WHAT YOU HAVE TO DO » Copy every line of these records word for word.

(Layout region records)
"""
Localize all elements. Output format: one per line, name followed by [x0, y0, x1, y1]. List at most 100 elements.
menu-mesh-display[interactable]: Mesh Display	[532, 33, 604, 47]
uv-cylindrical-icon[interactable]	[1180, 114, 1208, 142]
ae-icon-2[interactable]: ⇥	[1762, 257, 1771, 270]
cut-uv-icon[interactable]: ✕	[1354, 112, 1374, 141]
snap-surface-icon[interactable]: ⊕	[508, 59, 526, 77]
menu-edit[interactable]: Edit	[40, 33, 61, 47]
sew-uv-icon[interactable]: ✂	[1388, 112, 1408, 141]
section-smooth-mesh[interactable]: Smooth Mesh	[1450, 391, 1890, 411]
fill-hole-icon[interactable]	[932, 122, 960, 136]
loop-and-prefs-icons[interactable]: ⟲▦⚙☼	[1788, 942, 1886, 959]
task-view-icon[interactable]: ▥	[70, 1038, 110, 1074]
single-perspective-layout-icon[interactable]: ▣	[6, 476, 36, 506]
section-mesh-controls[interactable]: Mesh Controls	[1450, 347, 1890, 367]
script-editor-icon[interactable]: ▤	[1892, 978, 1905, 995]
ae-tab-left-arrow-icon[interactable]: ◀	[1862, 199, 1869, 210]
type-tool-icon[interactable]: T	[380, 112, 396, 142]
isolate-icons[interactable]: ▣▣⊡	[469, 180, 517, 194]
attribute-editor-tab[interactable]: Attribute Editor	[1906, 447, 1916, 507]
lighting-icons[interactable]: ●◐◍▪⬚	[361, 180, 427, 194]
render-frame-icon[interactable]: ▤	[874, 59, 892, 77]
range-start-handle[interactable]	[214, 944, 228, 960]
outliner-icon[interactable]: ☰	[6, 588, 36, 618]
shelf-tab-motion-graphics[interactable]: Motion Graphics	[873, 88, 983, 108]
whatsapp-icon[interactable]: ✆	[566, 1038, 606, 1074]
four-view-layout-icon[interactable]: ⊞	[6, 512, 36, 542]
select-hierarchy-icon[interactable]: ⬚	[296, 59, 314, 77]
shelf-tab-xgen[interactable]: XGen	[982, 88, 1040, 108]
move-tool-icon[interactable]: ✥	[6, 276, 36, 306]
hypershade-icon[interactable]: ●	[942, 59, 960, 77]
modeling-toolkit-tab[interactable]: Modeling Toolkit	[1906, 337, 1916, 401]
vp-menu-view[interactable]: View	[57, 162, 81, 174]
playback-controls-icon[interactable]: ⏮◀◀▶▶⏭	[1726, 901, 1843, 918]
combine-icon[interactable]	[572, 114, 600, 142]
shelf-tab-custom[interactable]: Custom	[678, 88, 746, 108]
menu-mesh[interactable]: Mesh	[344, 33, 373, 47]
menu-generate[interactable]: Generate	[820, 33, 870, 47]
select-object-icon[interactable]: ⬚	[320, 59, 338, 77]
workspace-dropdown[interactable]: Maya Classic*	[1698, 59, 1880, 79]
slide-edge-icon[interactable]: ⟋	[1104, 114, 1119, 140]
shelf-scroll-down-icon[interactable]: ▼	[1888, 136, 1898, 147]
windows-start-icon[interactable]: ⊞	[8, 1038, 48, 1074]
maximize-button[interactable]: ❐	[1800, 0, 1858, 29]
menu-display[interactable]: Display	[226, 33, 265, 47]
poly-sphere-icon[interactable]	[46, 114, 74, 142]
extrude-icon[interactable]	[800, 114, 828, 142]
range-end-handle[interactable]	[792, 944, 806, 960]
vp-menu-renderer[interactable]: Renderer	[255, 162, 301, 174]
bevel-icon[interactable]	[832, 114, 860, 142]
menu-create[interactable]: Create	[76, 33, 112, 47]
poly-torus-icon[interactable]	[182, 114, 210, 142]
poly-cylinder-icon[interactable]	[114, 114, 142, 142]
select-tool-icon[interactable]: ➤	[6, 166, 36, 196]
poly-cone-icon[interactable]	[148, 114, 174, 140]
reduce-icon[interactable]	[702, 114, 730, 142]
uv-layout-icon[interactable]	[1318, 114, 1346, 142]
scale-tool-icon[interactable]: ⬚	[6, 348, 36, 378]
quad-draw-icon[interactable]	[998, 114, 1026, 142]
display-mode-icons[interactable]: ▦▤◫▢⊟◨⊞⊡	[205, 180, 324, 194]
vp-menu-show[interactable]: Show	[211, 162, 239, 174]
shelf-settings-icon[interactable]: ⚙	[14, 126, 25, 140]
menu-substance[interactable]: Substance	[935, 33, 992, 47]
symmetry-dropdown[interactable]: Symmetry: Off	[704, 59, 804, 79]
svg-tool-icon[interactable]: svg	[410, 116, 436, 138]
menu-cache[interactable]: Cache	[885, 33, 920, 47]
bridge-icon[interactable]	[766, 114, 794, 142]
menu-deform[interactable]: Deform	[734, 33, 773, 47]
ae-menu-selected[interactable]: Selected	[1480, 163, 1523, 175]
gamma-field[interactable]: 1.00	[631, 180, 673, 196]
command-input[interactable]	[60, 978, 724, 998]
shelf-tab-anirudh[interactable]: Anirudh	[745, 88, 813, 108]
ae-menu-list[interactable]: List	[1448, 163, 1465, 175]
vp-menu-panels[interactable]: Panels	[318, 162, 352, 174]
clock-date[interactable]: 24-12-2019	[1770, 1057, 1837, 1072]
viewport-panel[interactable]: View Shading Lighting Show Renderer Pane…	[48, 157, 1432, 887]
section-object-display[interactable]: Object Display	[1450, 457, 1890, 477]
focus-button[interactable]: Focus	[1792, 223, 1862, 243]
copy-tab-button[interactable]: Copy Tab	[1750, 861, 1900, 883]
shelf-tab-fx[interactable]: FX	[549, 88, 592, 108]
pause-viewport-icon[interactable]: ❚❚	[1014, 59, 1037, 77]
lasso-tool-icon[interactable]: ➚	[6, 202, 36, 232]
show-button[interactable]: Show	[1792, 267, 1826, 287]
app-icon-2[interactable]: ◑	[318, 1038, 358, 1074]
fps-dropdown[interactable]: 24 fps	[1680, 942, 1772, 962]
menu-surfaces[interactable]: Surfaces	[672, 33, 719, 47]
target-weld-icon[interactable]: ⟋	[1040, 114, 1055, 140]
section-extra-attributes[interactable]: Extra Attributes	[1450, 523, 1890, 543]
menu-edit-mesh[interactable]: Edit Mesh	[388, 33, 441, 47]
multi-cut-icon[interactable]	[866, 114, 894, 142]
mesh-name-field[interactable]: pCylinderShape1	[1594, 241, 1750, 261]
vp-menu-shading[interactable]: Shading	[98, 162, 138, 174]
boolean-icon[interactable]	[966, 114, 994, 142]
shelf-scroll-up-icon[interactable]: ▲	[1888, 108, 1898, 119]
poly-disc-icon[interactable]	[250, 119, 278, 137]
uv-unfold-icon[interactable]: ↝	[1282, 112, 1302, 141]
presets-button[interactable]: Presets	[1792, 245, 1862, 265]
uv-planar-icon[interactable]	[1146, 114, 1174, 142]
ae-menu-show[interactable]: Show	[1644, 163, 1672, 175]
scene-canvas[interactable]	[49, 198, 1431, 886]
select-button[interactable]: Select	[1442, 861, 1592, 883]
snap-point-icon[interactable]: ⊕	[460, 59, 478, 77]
"""
OUTPUT »
Localize all elements. Output format: one per line, name followed by [x0, y0, x1, y1]. List at most 100 elements.
menu-mesh-display[interactable]: Mesh Display	[532, 33, 604, 47]
uv-cylindrical-icon[interactable]	[1180, 114, 1208, 142]
ae-icon-2[interactable]: ⇥	[1762, 257, 1771, 270]
cut-uv-icon[interactable]: ✕	[1354, 112, 1374, 141]
snap-surface-icon[interactable]: ⊕	[508, 59, 526, 77]
menu-edit[interactable]: Edit	[40, 33, 61, 47]
sew-uv-icon[interactable]: ✂	[1388, 112, 1408, 141]
section-smooth-mesh[interactable]: Smooth Mesh	[1450, 391, 1890, 411]
fill-hole-icon[interactable]	[932, 122, 960, 136]
loop-and-prefs-icons[interactable]: ⟲▦⚙☼	[1788, 942, 1886, 959]
task-view-icon[interactable]: ▥	[70, 1038, 110, 1074]
single-perspective-layout-icon[interactable]: ▣	[6, 476, 36, 506]
section-mesh-controls[interactable]: Mesh Controls	[1450, 347, 1890, 367]
script-editor-icon[interactable]: ▤	[1892, 978, 1905, 995]
ae-tab-left-arrow-icon[interactable]: ◀	[1862, 199, 1869, 210]
type-tool-icon[interactable]: T	[380, 112, 396, 142]
isolate-icons[interactable]: ▣▣⊡	[469, 180, 517, 194]
attribute-editor-tab[interactable]: Attribute Editor	[1906, 447, 1916, 507]
lighting-icons[interactable]: ●◐◍▪⬚	[361, 180, 427, 194]
render-frame-icon[interactable]: ▤	[874, 59, 892, 77]
range-start-handle[interactable]	[214, 944, 228, 960]
outliner-icon[interactable]: ☰	[6, 588, 36, 618]
shelf-tab-motion-graphics[interactable]: Motion Graphics	[873, 88, 983, 108]
whatsapp-icon[interactable]: ✆	[566, 1038, 606, 1074]
four-view-layout-icon[interactable]: ⊞	[6, 512, 36, 542]
select-hierarchy-icon[interactable]: ⬚	[296, 59, 314, 77]
shelf-tab-xgen[interactable]: XGen	[982, 88, 1040, 108]
move-tool-icon[interactable]: ✥	[6, 276, 36, 306]
hypershade-icon[interactable]: ●	[942, 59, 960, 77]
modeling-toolkit-tab[interactable]: Modeling Toolkit	[1906, 337, 1916, 401]
vp-menu-view[interactable]: View	[57, 162, 81, 174]
playback-controls-icon[interactable]: ⏮◀◀▶▶⏭	[1726, 901, 1843, 918]
combine-icon[interactable]	[572, 114, 600, 142]
shelf-tab-custom[interactable]: Custom	[678, 88, 746, 108]
menu-mesh[interactable]: Mesh	[344, 33, 373, 47]
menu-generate[interactable]: Generate	[820, 33, 870, 47]
select-object-icon[interactable]: ⬚	[320, 59, 338, 77]
workspace-dropdown[interactable]: Maya Classic*	[1698, 59, 1880, 79]
slide-edge-icon[interactable]: ⟋	[1104, 114, 1119, 140]
shelf-scroll-down-icon[interactable]: ▼	[1888, 136, 1898, 147]
windows-start-icon[interactable]: ⊞	[8, 1038, 48, 1074]
maximize-button[interactable]: ❐	[1800, 0, 1858, 29]
menu-display[interactable]: Display	[226, 33, 265, 47]
poly-sphere-icon[interactable]	[46, 114, 74, 142]
extrude-icon[interactable]	[800, 114, 828, 142]
range-end-handle[interactable]	[792, 944, 806, 960]
vp-menu-renderer[interactable]: Renderer	[255, 162, 301, 174]
bevel-icon[interactable]	[832, 114, 860, 142]
menu-create[interactable]: Create	[76, 33, 112, 47]
poly-torus-icon[interactable]	[182, 114, 210, 142]
poly-cylinder-icon[interactable]	[114, 114, 142, 142]
select-tool-icon[interactable]: ➤	[6, 166, 36, 196]
poly-cone-icon[interactable]	[148, 114, 174, 140]
reduce-icon[interactable]	[702, 114, 730, 142]
uv-layout-icon[interactable]	[1318, 114, 1346, 142]
scale-tool-icon[interactable]: ⬚	[6, 348, 36, 378]
quad-draw-icon[interactable]	[998, 114, 1026, 142]
display-mode-icons[interactable]: ▦▤◫▢⊟◨⊞⊡	[205, 180, 324, 194]
vp-menu-show[interactable]: Show	[211, 162, 239, 174]
shelf-settings-icon[interactable]: ⚙	[14, 126, 25, 140]
menu-substance[interactable]: Substance	[935, 33, 992, 47]
symmetry-dropdown[interactable]: Symmetry: Off	[704, 59, 804, 79]
svg-tool-icon[interactable]: svg	[410, 116, 436, 138]
menu-cache[interactable]: Cache	[885, 33, 920, 47]
bridge-icon[interactable]	[766, 114, 794, 142]
menu-deform[interactable]: Deform	[734, 33, 773, 47]
ae-menu-selected[interactable]: Selected	[1480, 163, 1523, 175]
gamma-field[interactable]: 1.00	[631, 180, 673, 196]
command-input[interactable]	[60, 978, 724, 998]
shelf-tab-anirudh[interactable]: Anirudh	[745, 88, 813, 108]
ae-menu-list[interactable]: List	[1448, 163, 1465, 175]
vp-menu-panels[interactable]: Panels	[318, 162, 352, 174]
clock-date[interactable]: 24-12-2019	[1770, 1057, 1837, 1072]
viewport-panel[interactable]: View Shading Lighting Show Renderer Pane…	[48, 157, 1432, 887]
section-object-display[interactable]: Object Display	[1450, 457, 1890, 477]
focus-button[interactable]: Focus	[1792, 223, 1862, 243]
copy-tab-button[interactable]: Copy Tab	[1750, 861, 1900, 883]
shelf-tab-fx[interactable]: FX	[549, 88, 592, 108]
pause-viewport-icon[interactable]: ❚❚	[1014, 59, 1037, 77]
lasso-tool-icon[interactable]: ➚	[6, 202, 36, 232]
show-button[interactable]: Show	[1792, 267, 1826, 287]
app-icon-2[interactable]: ◑	[318, 1038, 358, 1074]
fps-dropdown[interactable]: 24 fps	[1680, 942, 1772, 962]
menu-surfaces[interactable]: Surfaces	[672, 33, 719, 47]
target-weld-icon[interactable]: ⟋	[1040, 114, 1055, 140]
section-extra-attributes[interactable]: Extra Attributes	[1450, 523, 1890, 543]
menu-edit-mesh[interactable]: Edit Mesh	[388, 33, 441, 47]
multi-cut-icon[interactable]	[866, 114, 894, 142]
mesh-name-field[interactable]: pCylinderShape1	[1594, 241, 1750, 261]
vp-menu-shading[interactable]: Shading	[98, 162, 138, 174]
boolean-icon[interactable]	[966, 114, 994, 142]
shelf-scroll-up-icon[interactable]: ▲	[1888, 108, 1898, 119]
poly-disc-icon[interactable]	[250, 119, 278, 137]
uv-unfold-icon[interactable]: ↝	[1282, 112, 1302, 141]
presets-button[interactable]: Presets	[1792, 245, 1862, 265]
uv-planar-icon[interactable]	[1146, 114, 1174, 142]
ae-menu-show[interactable]: Show	[1644, 163, 1672, 175]
scene-canvas[interactable]	[49, 198, 1431, 886]
select-button[interactable]: Select	[1442, 861, 1592, 883]
snap-point-icon[interactable]: ⊕	[460, 59, 478, 77]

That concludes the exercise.